(Items from a figure collection)
<<<<

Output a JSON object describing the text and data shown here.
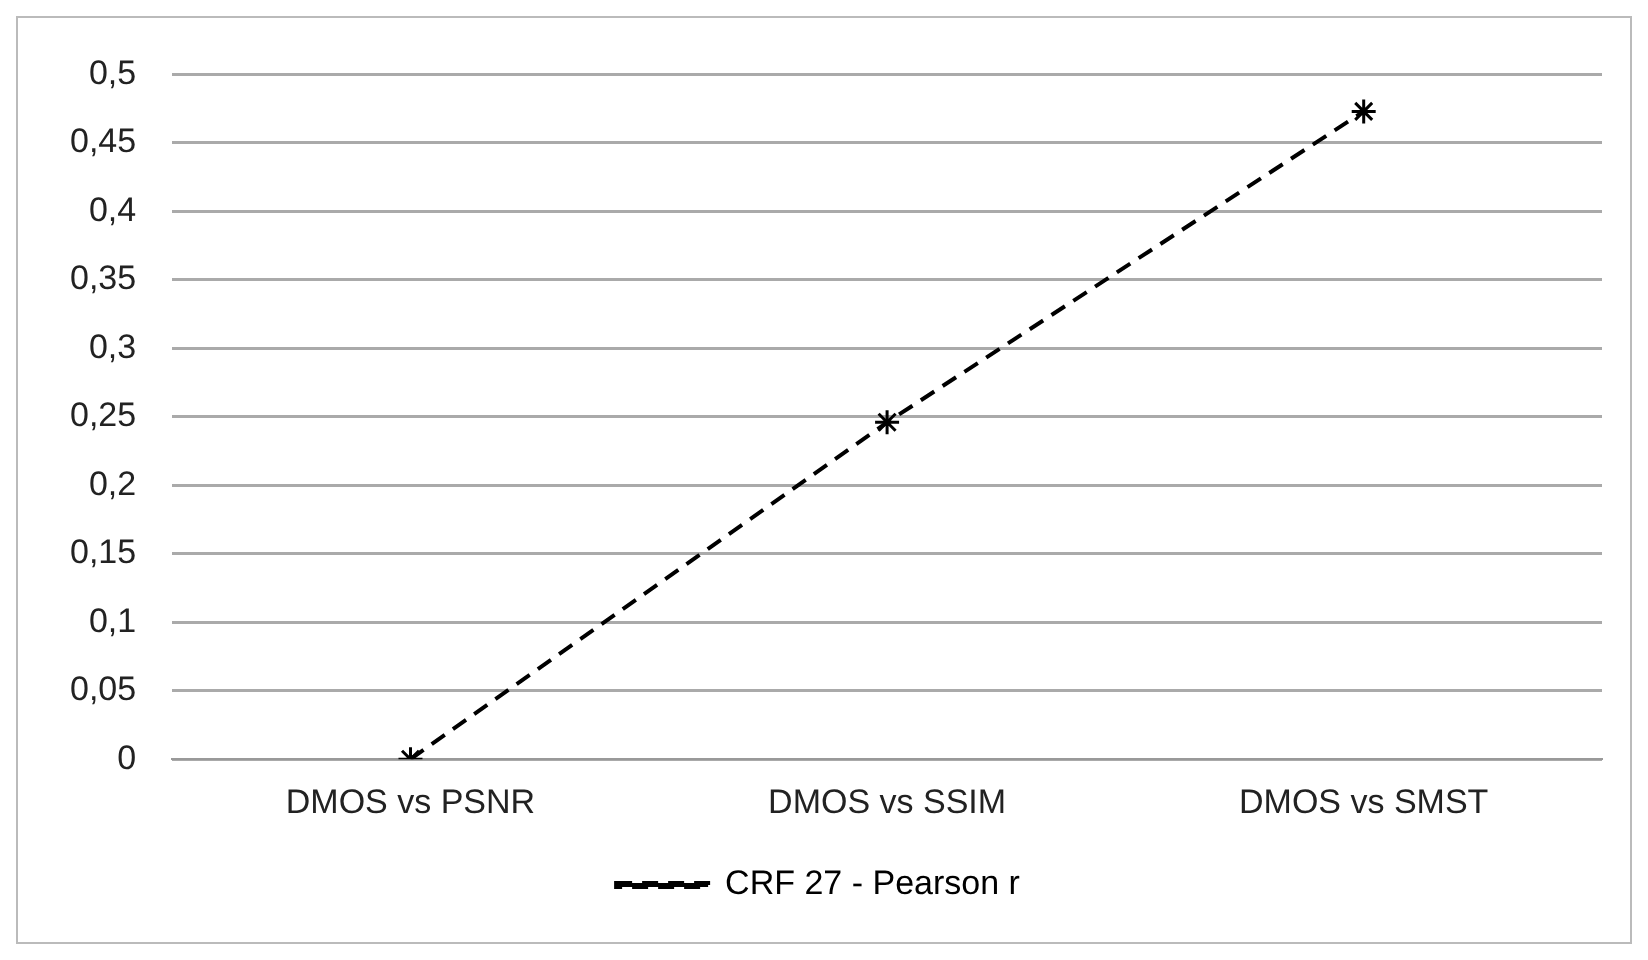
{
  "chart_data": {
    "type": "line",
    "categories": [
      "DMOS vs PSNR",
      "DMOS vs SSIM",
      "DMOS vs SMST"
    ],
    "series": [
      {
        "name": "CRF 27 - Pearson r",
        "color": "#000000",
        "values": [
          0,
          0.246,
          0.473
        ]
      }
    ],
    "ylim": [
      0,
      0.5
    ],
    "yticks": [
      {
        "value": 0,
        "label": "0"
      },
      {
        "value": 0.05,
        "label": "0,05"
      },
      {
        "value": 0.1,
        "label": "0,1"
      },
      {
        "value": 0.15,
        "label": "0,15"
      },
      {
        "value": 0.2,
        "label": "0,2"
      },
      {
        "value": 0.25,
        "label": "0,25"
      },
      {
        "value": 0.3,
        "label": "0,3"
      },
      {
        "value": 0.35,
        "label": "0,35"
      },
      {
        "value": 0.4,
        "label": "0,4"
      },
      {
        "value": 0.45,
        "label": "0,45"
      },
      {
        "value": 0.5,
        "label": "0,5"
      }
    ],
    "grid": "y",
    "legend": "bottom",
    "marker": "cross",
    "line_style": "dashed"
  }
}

>>>>

— Task prompt —
Identify the lines that contain the string "label", and copy every one of them.

— Complete output —
        "label": "0"
        "label": "0,05"
        "label": "0,1"
        "label": "0,15"
        "label": "0,2"
        "label": "0,25"
        "label": "0,3"
        "label": "0,35"
        "label": "0,4"
        "label": "0,45"
        "label": "0,5"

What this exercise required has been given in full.